━━━ Passage provided
According to Labelle, there are no more than 10⁵⁰ distinct board positions.

give each piece a name or a numver, you'll have 32 different pieces on the board.

you can put the first piece on  one of the 64 squares, the second in one of the remainng 63 squares etc

the result is

64*63*62*...33*32

=64!/31!

1.27e89/8e33= 1.58e55

but i'm not considering pawn promotion and as already told i'm counsidering each pawn different from another.

I had some fun with this on Chess.com:

"Is Chess Infinite?"

- Zug

You're also only considering using ALL 32 pieces. What about positions with fewer than 32 pieces?

you are right

so a better solution is sum of all combination with 32 pieces + 32 *sum of all combination with 31 pieces + 32^2 *sum of allcombination with 30 pieces etc.. +32^31 sumof all combination with 1 pieces

wow

64!/32! +32 *64!/33!+ 32^2*64/34!+.. +32^31*64!

= 64!/32!* (1+32/33+32^2/(33*34) + 32^3/(33*34*35)+....+ 32^31/(33*34*35*...*64))

=4.8e53*(1+0.97+0.91+0,83+0.74+0.65+0,57+...)

=(circa) 5e54

I hope

the number is far from perfect.. but it's near other approximation

I think I understand... but could you figure it out without considering each pawn different from each other (and the other pieces)?

i've seen it written in some chess books, and some chess blogs (the questions arise thus - "with all of the top players, isnt it just now a matter of memory?") ...that after about move 8, the positions grow so rapidly that by the middle game the possibilities outnumber the atoms in the universe

Zug's article is a very fun read, however some quick research shows 10^50 as a lower bound on the state-space complexity of chess, aka the number of legal positions.

The game tree complexity is indeed Shannon's number, 10^120 which is all possible positons.

Note that Go's game tree complexity is somewhere in the neighborhood of 10^360, which is fantastically larger, though this could possibly be due to the average Go game length being nearly twice that of a chess game. (80 vs. 150)

Way over my head .

You are on about permutations?

If so, one can not calculate untill a given place of stay!

But these numbers include boards with more pieces then there really are (like 64 Black Kings).

my math skills are good, but I'm not the best with combinatoric math.  :)

yes, but in all fairness there really are only 12 pieces, since all but king and queen have another.

Only 12 distinct pieces - but it's better to use the number 13 in calculations, so that empty squares are included.

but why? if the pawns could promote..

There are a maximum of 32 pieces on a chessboard, and a minimum of two pieces. When counting board positions, you also have to take into account that a square may be unoccupied.

Many board positions are duplicates, since the pieces are duplicated. In order to count DISTINCT positions, one uses the count of distinct pieces (i.e. 12 + empty). Promotions don't alter the number of distinct pieces. In mathematical terms, we would be counting combinations.

To count all board positions, including duplicates, one counts the pieces including duplicates (i.e. 32 + empty). In mathematical terms, we would be counting permutations.

I took out my wooden set and board and have started on the problem. will post the answer as soon as I finish.

PS. Admin- can u pls. extend my vacation time for me to complete this, thanks.

Under those stipulations the problem isn't all that hard. For all 32 pieces it is 63!/(32!*8!*8!)=4.63*10^42 unless I've made a mistake in the calculations. The rest will take a little longer to work out but I'm working on it. My number is lower than the others as I've took into account that all pieces aren't different.

PS: 63 is not a typo.
━━━━━━
━━━ Input records
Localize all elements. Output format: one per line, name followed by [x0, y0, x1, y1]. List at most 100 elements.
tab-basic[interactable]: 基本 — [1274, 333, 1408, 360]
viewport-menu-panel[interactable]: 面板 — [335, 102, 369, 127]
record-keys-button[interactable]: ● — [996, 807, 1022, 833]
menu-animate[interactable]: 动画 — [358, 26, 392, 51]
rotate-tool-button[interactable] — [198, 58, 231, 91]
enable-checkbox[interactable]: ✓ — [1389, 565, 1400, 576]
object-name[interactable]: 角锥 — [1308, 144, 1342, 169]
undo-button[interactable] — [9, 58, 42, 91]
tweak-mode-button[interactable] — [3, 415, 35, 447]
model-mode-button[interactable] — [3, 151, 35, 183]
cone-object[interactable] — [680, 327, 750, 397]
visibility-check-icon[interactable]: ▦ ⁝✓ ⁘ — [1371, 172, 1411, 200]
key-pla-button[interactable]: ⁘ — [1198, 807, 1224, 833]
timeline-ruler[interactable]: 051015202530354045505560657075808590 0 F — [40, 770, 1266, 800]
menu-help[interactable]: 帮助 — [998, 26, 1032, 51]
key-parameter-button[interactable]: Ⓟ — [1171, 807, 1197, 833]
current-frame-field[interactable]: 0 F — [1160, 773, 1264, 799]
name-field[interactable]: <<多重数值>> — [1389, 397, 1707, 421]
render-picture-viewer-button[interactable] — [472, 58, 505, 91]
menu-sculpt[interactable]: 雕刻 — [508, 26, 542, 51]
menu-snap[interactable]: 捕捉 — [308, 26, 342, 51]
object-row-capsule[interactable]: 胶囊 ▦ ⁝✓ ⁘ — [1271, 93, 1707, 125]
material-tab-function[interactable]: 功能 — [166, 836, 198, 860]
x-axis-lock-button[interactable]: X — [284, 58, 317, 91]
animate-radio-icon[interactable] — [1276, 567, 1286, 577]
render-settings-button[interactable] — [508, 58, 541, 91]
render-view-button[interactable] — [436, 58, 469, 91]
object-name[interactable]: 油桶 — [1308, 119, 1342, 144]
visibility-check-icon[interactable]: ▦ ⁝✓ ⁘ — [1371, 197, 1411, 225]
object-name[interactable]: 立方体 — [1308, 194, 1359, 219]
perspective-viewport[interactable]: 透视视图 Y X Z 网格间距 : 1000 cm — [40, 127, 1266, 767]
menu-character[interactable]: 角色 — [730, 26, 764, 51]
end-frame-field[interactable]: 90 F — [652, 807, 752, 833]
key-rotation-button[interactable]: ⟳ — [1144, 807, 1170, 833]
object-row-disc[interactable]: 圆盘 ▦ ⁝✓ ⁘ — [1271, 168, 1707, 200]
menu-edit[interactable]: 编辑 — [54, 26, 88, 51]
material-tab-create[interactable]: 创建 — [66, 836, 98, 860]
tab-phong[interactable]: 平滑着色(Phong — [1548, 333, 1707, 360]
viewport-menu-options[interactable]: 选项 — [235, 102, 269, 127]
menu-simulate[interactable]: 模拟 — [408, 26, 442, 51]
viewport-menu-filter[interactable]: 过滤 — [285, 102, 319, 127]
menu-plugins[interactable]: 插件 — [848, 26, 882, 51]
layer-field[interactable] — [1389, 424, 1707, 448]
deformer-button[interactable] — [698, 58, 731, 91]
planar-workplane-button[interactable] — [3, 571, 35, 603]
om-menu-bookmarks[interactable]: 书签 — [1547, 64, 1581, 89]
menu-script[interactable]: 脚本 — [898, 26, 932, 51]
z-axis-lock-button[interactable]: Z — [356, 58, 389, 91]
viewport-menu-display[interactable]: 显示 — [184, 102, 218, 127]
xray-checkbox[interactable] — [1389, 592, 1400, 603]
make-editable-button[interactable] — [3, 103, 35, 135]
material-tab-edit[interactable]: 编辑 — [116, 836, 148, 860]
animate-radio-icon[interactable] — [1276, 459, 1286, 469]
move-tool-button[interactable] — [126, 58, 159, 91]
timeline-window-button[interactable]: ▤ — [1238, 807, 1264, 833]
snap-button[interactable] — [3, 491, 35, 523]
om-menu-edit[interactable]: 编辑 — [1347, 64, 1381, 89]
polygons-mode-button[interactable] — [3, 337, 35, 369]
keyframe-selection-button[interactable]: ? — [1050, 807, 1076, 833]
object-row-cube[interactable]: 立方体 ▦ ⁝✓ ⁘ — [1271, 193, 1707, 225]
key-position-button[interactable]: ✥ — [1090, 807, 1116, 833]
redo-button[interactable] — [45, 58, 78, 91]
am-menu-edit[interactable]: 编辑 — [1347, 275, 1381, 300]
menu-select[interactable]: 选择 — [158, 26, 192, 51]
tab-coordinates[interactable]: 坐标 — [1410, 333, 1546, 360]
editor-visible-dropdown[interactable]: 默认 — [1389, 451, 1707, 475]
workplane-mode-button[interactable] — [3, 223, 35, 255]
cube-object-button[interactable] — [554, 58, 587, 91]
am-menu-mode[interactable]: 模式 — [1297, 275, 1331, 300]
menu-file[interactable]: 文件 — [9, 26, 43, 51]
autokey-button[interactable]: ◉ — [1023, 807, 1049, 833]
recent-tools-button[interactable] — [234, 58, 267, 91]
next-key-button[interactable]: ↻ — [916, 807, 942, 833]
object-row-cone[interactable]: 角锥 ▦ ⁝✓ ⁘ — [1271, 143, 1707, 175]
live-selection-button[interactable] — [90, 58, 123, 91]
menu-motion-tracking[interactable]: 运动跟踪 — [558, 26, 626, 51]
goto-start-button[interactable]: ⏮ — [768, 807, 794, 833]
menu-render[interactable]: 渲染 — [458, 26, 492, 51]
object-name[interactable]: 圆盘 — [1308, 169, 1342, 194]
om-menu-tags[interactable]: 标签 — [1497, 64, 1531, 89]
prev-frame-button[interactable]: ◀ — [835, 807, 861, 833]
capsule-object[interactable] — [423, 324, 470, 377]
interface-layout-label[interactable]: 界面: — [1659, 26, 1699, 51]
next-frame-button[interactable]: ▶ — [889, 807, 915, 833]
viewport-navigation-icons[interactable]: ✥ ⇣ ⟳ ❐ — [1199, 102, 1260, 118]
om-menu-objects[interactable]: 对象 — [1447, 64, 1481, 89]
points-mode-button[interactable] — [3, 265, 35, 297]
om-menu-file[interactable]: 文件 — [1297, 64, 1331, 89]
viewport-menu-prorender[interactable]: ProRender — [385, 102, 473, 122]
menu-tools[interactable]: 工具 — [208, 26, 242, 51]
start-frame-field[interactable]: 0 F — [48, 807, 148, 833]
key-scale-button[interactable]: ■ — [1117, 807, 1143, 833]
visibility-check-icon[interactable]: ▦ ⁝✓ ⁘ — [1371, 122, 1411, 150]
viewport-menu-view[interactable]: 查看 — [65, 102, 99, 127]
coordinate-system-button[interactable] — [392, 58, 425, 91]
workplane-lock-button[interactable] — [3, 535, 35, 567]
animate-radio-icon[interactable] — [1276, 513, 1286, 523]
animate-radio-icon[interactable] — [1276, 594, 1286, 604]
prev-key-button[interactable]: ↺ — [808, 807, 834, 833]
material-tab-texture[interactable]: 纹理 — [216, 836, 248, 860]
━━━━━━
▶ _Exercise set_
1 – List every power of ten that the chess discussion writes with an exponent, in the form 10^n or 10ⁿ.
2 – Update the entries from their first line through the line containing "record-keys-button[interactable]: ● —" by replacing "Localize" with "Locate". Leave everything else unchanged.

▶ _The solutions_
1 –
10⁵⁰
10^50
10^120
10^360
10^42

2 –
Locate all elements. Output format: one per line, name followed by [x0, y0, x1, y1]. List at most 100 elements.
tab-basic[interactable]: 基本 — [1274, 333, 1408, 360]
viewport-menu-panel[interactable]: 面板 — [335, 102, 369, 127]
record-keys-button[interactable]: ● — [996, 807, 1022, 833]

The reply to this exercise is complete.